[Saved entries]
+ + +

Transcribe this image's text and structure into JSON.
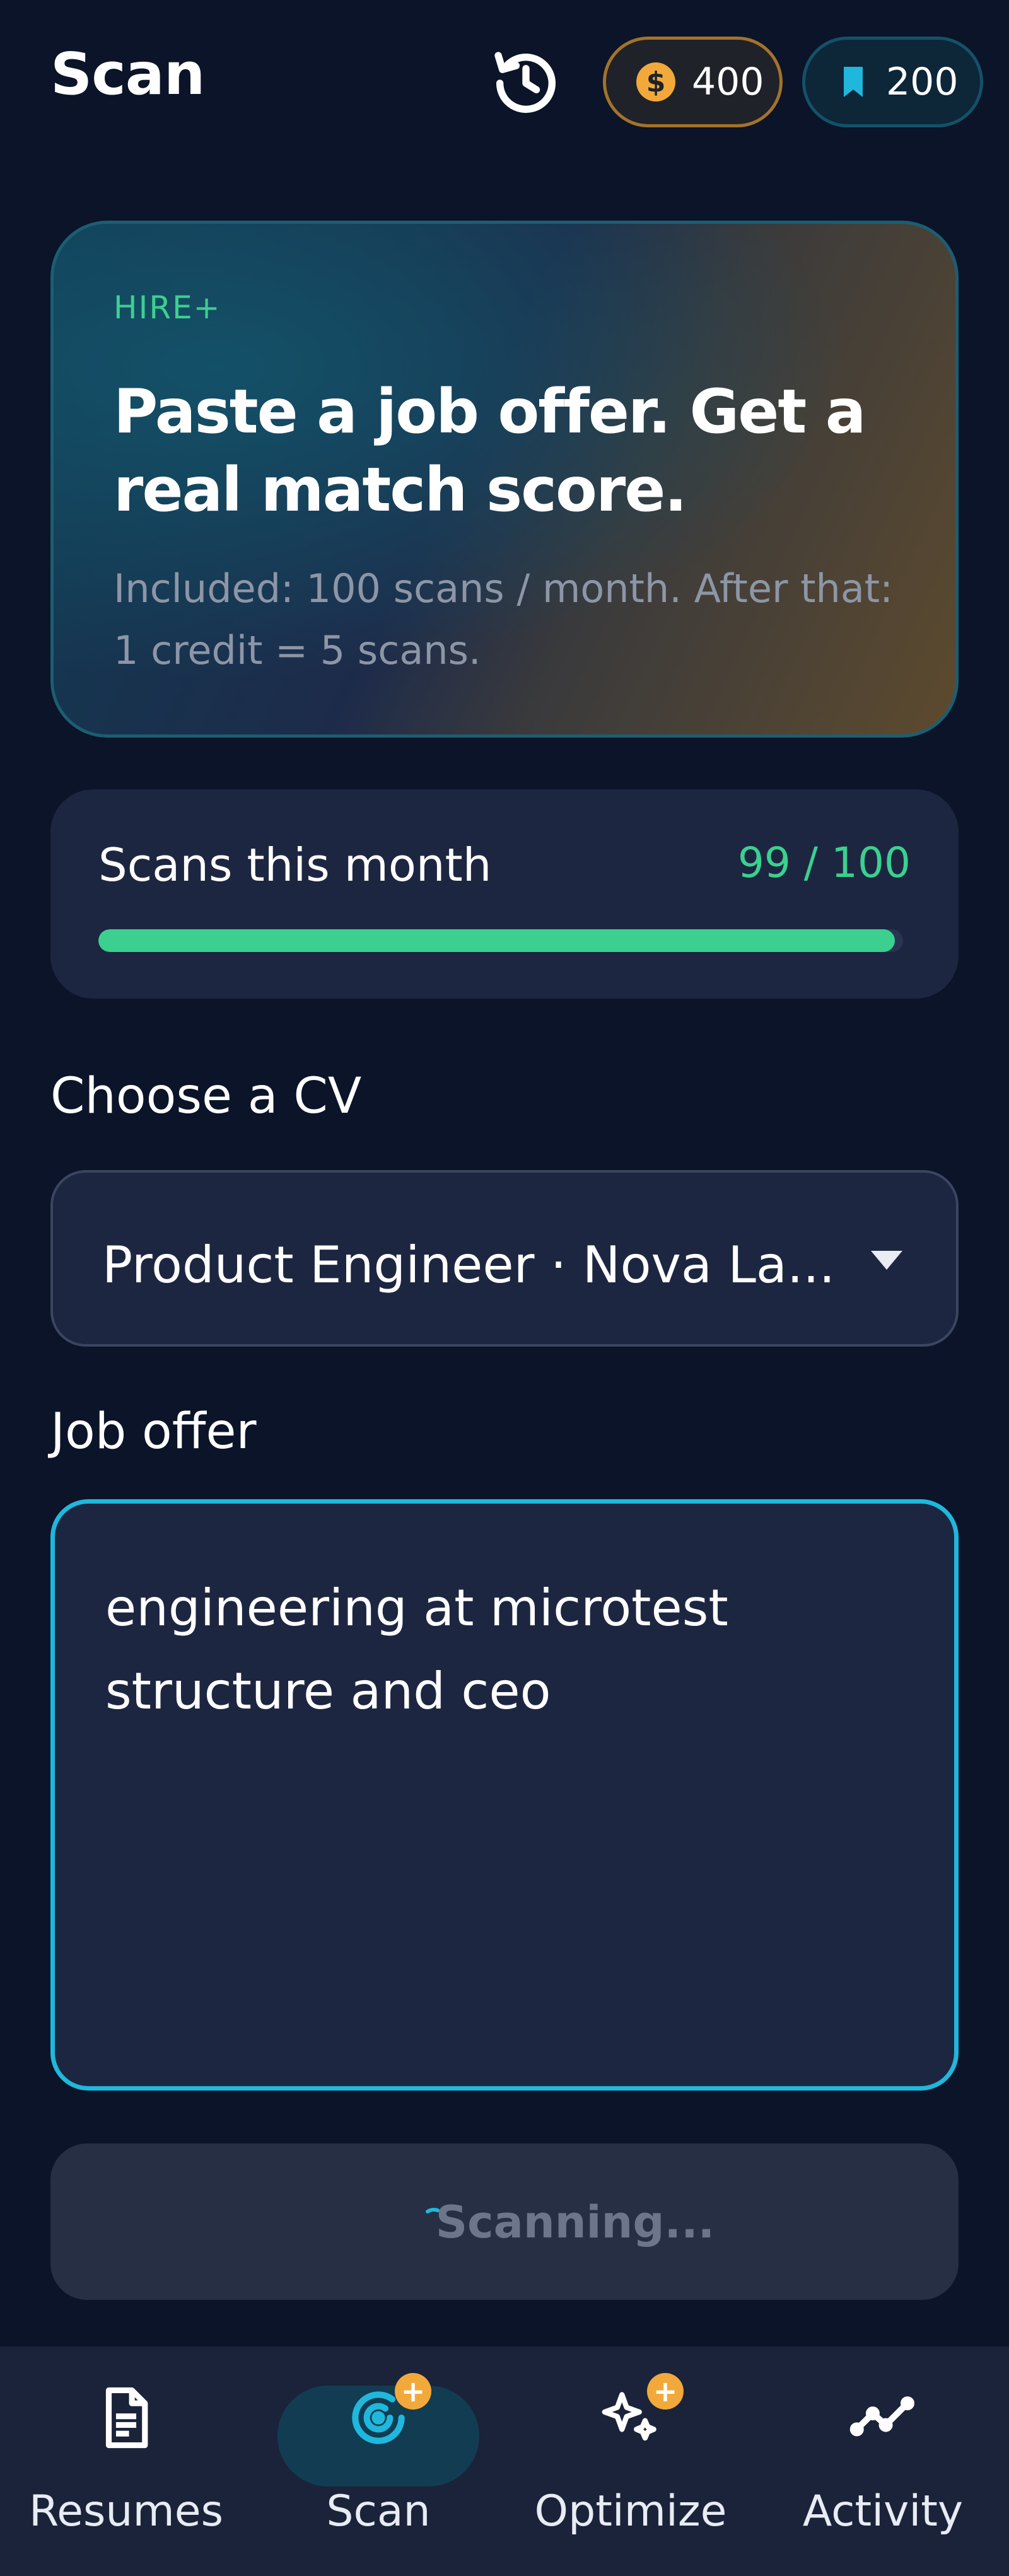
{
  "header": {
    "title": "Scan",
    "coins": "400",
    "saves": "200"
  },
  "hero": {
    "tag": "HIRE+",
    "title": "Paste a job offer. Get a real match score.",
    "subtitle": "Included: 100 scans / month. After that: 1 credit = 5 scans."
  },
  "usage": {
    "label": "Scans this month",
    "count_text": "99 / 100",
    "used": 99,
    "limit": 100
  },
  "cv": {
    "label": "Choose a CV",
    "selected": "Product Engineer · Nova La..."
  },
  "job_offer": {
    "label": "Job offer",
    "value": "engineering at microtest structure and ceo"
  },
  "scan_button": {
    "label": "Scanning..."
  },
  "nav": {
    "items": [
      {
        "label": "Resumes",
        "icon": "document-icon",
        "active": false
      },
      {
        "label": "Scan",
        "icon": "scan-target-icon",
        "active": true,
        "badge": "+"
      },
      {
        "label": "Optimize",
        "icon": "sparkles-icon",
        "active": false,
        "badge": "+"
      },
      {
        "label": "Activity",
        "icon": "activity-chart-icon",
        "active": false
      }
    ]
  },
  "colors": {
    "background": "#0b1428",
    "accent_green": "#3bd08f",
    "accent_cyan": "#1fb8dc",
    "coin_orange": "#f2a93b"
  }
}
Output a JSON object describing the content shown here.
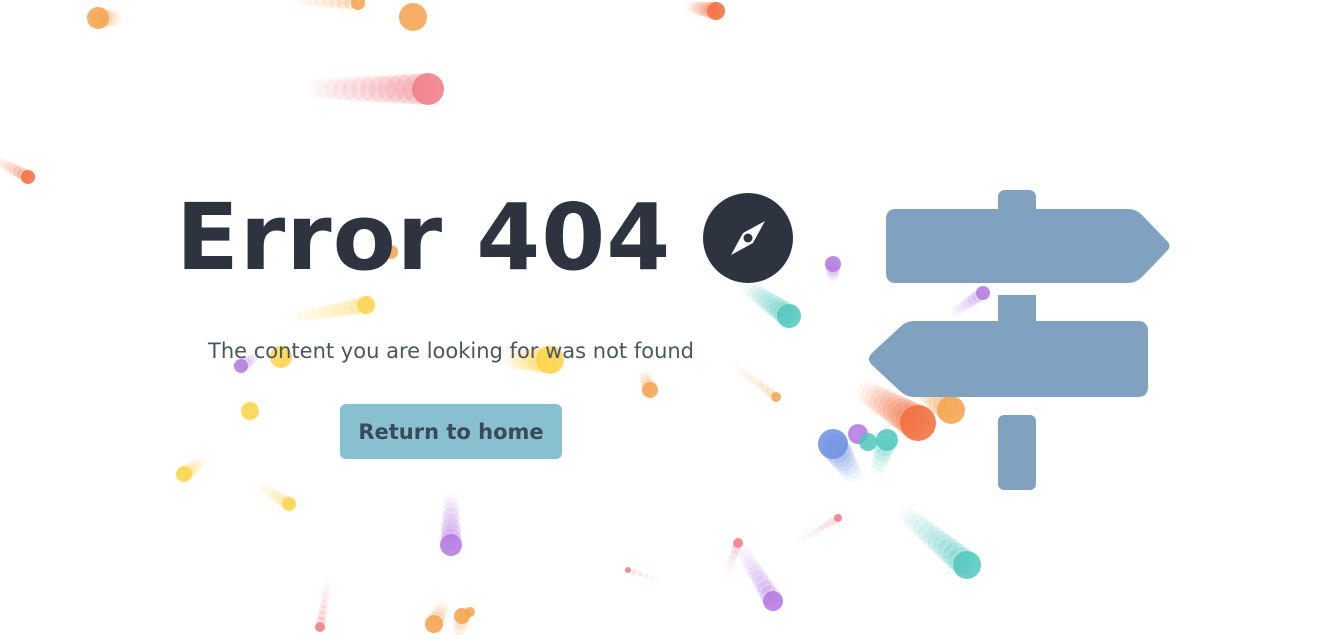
{
  "page": {
    "title": "Error 404",
    "message": "The content you are looking for was not found",
    "home_button_label": "Return to home"
  },
  "icons": {
    "compass": "compass-icon",
    "signpost": "signpost-illustration"
  },
  "colors": {
    "title": "#2d3440",
    "message": "#4b5563",
    "button_bg": "#88c0d0",
    "button_text": "#3b4a5a",
    "signpost": "#81a1c1",
    "confetti": [
      "#f5a14a",
      "#f07985",
      "#f26b3a",
      "#4fc7bd",
      "#b277e0",
      "#fdd246",
      "#6a8ee0"
    ]
  }
}
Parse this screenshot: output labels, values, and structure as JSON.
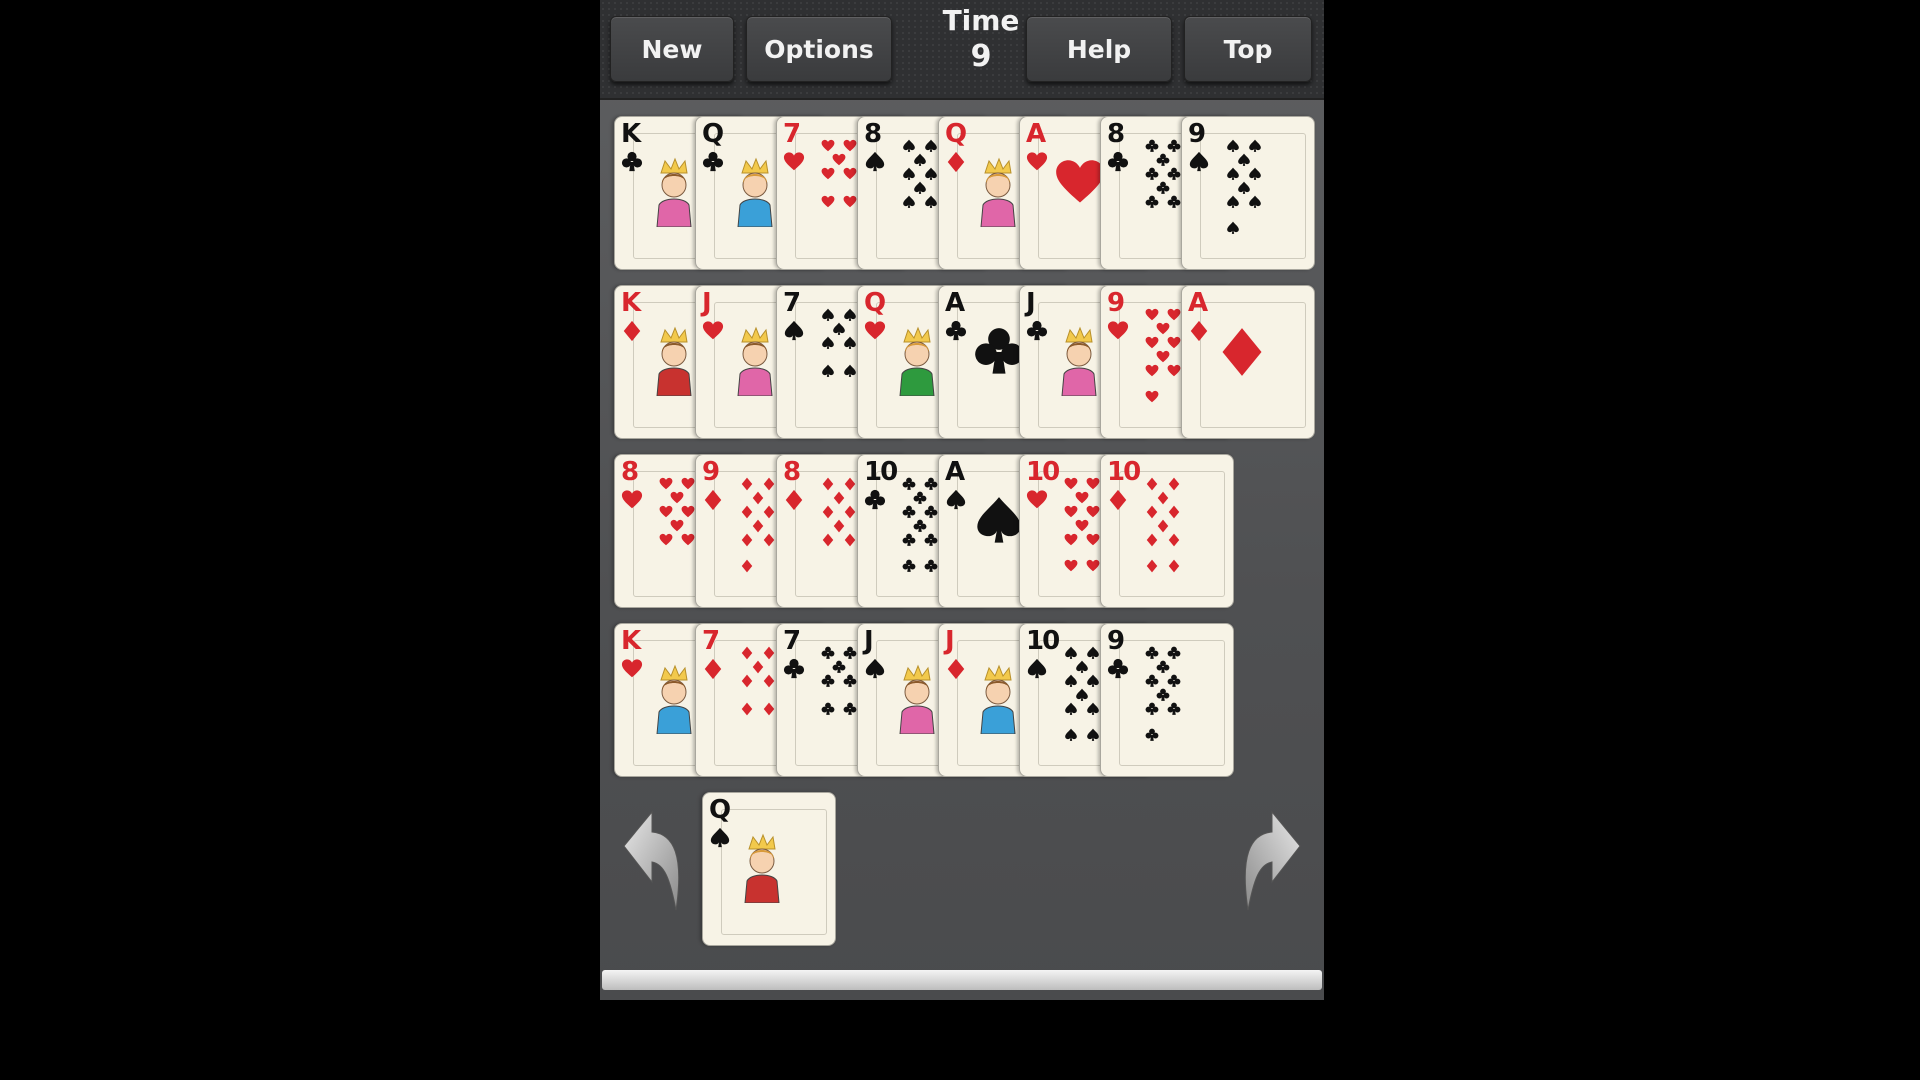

+ + +

__WHAT IS ASKED__
Print the entries above exactly, taking out only the pictures.

__EXERCISE ANSWER__
Transcribe this image's text and structure into JSON.
{
  "header": {
    "title": "Scan",
    "coins": "400",
    "saves": "200"
  },
  "hero": {
    "tag": "HIRE+",
    "title": "Paste a job offer. Get a real match score.",
    "subtitle": "Included: 100 scans / month. After that: 1 credit = 5 scans."
  },
  "usage": {
    "label": "Scans this month",
    "count_text": "99 / 100",
    "used": 99,
    "limit": 100
  },
  "cv": {
    "label": "Choose a CV",
    "selected": "Product Engineer · Nova La..."
  },
  "job_offer": {
    "label": "Job offer",
    "value": "engineering at microtest structure and ceo"
  },
  "scan_button": {
    "label": "Scanning..."
  },
  "nav": {
    "items": [
      {
        "label": "Resumes",
        "icon": "document-icon",
        "active": false
      },
      {
        "label": "Scan",
        "icon": "scan-target-icon",
        "active": true,
        "badge": "+"
      },
      {
        "label": "Optimize",
        "icon": "sparkles-icon",
        "active": false,
        "badge": "+"
      },
      {
        "label": "Activity",
        "icon": "activity-chart-icon",
        "active": false
      }
    ]
  },
  "colors": {
    "background": "#0b1428",
    "accent_green": "#3bd08f",
    "accent_cyan": "#1fb8dc",
    "coin_orange": "#f2a93b"
  }
}
Output a JSON object describing the content shown here.
{
  "page": {
    "title": "Error 404",
    "message": "The content you are looking for was not found",
    "home_button_label": "Return to home"
  },
  "icons": {
    "compass": "compass-icon",
    "signpost": "signpost-illustration"
  },
  "colors": {
    "title": "#2d3440",
    "message": "#4b5563",
    "button_bg": "#88c0d0",
    "button_text": "#3b4a5a",
    "signpost": "#81a1c1",
    "confetti": [
      "#f5a14a",
      "#f07985",
      "#f26b3a",
      "#4fc7bd",
      "#b277e0",
      "#fdd246",
      "#6a8ee0"
    ]
  }
}
Parse this screenshot: output labels, values, and structure as JSON.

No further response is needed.